- What you are asked to do: From the listing, collect all lines containing the word "name".

- Extracted entries:
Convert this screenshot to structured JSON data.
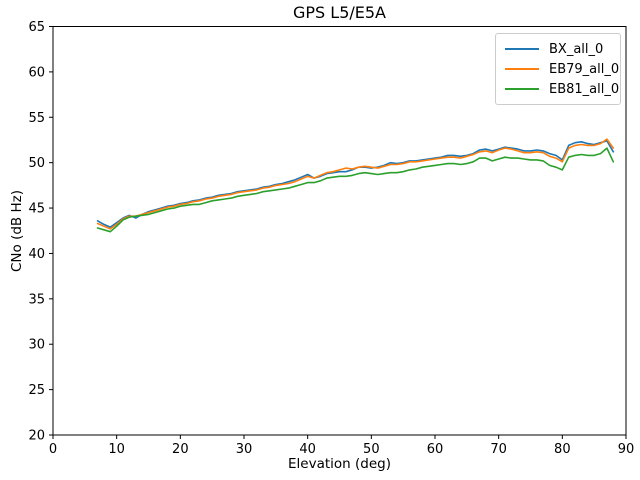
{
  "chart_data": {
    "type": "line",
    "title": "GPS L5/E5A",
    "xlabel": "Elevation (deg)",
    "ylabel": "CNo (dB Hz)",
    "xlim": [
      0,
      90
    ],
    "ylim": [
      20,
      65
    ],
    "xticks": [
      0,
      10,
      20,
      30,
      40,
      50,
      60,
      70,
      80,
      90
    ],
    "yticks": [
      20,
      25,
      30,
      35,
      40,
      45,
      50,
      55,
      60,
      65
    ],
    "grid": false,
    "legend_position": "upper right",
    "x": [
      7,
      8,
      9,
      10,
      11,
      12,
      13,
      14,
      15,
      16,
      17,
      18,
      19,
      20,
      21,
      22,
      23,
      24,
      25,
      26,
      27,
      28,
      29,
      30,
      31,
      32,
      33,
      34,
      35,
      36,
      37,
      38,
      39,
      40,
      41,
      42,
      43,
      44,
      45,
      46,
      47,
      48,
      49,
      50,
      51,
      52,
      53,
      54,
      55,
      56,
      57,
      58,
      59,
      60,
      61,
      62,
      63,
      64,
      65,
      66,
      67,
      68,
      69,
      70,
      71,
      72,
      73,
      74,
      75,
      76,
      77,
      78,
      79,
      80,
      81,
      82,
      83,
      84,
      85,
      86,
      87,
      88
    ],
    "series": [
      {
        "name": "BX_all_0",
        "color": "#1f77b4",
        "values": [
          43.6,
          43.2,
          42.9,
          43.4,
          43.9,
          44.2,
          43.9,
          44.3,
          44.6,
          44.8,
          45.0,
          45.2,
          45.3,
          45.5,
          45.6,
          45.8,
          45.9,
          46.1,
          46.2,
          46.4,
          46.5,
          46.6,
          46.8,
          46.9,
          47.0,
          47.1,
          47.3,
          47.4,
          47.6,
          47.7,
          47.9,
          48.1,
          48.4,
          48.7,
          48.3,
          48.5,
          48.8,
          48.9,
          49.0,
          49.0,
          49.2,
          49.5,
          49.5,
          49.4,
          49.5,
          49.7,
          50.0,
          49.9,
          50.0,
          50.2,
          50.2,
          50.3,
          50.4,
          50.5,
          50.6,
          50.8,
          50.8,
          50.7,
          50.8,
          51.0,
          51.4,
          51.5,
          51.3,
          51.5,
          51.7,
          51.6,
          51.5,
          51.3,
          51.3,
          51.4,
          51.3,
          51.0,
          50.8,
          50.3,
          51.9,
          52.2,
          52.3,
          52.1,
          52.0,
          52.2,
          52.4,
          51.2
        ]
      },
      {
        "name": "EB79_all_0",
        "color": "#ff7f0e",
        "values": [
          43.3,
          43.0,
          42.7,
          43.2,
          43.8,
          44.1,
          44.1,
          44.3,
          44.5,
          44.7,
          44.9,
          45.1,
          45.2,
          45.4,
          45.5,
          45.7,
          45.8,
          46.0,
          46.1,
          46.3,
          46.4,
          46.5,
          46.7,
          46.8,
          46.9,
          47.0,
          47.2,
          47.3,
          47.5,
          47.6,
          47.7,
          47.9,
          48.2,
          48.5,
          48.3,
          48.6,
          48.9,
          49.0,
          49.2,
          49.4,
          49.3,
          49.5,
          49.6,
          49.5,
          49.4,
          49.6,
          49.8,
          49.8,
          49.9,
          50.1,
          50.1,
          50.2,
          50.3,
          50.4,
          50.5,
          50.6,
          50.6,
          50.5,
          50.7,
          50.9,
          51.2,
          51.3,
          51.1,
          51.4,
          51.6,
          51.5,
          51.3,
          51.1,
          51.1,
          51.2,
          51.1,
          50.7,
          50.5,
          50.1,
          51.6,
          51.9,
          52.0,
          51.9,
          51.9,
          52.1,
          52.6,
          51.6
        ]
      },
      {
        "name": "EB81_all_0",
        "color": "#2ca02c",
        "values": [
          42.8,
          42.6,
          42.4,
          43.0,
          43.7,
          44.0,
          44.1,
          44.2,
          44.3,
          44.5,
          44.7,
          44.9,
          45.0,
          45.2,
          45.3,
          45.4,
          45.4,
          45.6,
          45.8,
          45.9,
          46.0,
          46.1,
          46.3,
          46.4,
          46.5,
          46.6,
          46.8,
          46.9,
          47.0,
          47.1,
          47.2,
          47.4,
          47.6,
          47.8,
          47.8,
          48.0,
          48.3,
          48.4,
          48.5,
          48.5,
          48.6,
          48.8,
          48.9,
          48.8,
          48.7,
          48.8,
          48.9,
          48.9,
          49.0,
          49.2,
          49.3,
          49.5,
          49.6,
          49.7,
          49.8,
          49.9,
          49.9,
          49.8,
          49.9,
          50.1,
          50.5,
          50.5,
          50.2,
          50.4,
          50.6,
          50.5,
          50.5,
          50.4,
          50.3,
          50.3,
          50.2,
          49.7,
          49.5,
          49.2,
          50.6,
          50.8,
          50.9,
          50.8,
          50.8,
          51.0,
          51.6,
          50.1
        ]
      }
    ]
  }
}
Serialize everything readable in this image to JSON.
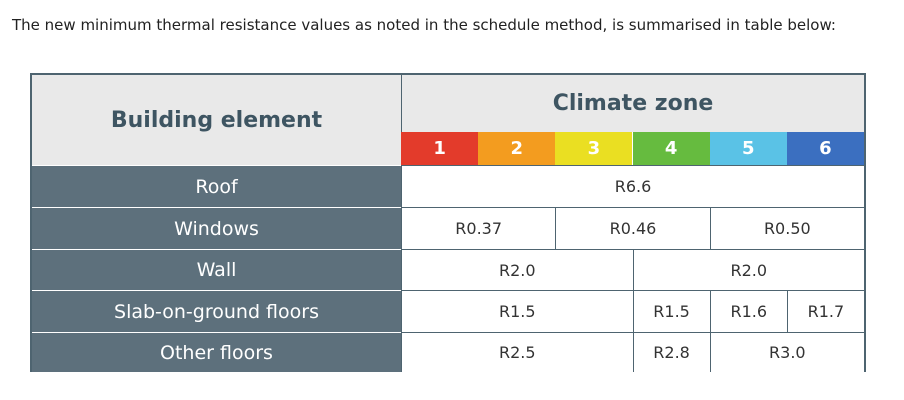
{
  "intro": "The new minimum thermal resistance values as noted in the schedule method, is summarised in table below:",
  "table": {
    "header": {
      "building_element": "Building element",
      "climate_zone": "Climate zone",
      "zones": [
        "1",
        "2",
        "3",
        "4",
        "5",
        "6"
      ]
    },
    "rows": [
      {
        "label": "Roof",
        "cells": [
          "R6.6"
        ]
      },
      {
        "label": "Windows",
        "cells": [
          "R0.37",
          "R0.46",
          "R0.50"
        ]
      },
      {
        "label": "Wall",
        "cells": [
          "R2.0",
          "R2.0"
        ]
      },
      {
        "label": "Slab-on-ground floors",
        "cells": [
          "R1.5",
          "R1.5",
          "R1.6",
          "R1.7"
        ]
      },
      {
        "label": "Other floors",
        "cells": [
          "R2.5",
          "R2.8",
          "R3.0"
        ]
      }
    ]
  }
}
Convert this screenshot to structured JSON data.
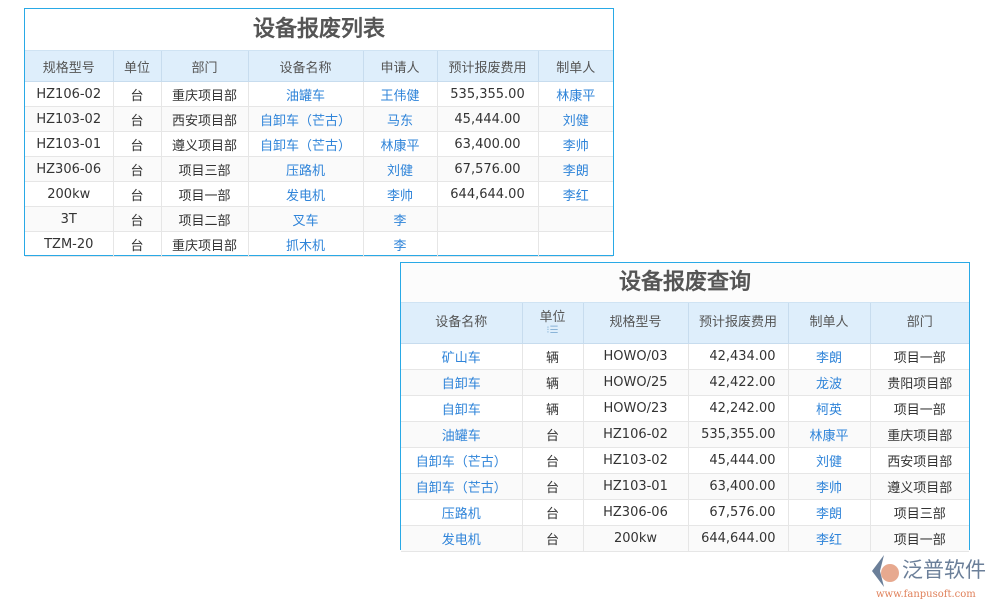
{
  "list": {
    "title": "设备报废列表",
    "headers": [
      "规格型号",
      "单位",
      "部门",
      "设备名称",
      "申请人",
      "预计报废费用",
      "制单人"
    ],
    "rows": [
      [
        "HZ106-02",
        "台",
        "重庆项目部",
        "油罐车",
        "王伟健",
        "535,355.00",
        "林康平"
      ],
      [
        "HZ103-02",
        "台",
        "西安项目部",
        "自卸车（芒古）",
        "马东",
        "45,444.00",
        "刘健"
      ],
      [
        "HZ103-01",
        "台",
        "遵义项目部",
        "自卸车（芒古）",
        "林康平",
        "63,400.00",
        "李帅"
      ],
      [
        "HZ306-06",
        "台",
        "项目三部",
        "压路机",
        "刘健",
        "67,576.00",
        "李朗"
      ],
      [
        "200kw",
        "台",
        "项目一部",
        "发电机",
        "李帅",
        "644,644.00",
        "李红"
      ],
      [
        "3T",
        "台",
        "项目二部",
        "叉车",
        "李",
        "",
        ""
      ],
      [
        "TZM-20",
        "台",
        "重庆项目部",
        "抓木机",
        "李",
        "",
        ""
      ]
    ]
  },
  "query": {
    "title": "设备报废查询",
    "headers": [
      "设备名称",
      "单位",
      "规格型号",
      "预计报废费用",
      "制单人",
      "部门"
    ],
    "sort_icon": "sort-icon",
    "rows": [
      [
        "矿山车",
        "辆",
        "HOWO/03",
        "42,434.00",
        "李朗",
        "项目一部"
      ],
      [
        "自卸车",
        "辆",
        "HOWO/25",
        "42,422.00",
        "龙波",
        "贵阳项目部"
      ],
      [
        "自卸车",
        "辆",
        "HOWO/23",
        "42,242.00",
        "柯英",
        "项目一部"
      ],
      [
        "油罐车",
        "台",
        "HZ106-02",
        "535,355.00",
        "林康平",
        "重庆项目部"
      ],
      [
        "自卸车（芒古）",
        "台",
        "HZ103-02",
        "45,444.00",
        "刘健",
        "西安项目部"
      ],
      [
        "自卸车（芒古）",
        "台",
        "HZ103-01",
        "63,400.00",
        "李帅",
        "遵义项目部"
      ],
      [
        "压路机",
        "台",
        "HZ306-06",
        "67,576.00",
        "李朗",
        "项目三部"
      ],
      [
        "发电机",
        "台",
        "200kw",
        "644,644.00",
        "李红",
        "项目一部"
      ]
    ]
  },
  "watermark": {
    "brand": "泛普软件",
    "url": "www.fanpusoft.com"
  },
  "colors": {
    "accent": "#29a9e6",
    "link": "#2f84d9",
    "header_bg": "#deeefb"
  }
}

- Answer to the task:
        "name": "BX_all_0",
        "name": "EB79_all_0",
        "name": "EB81_all_0",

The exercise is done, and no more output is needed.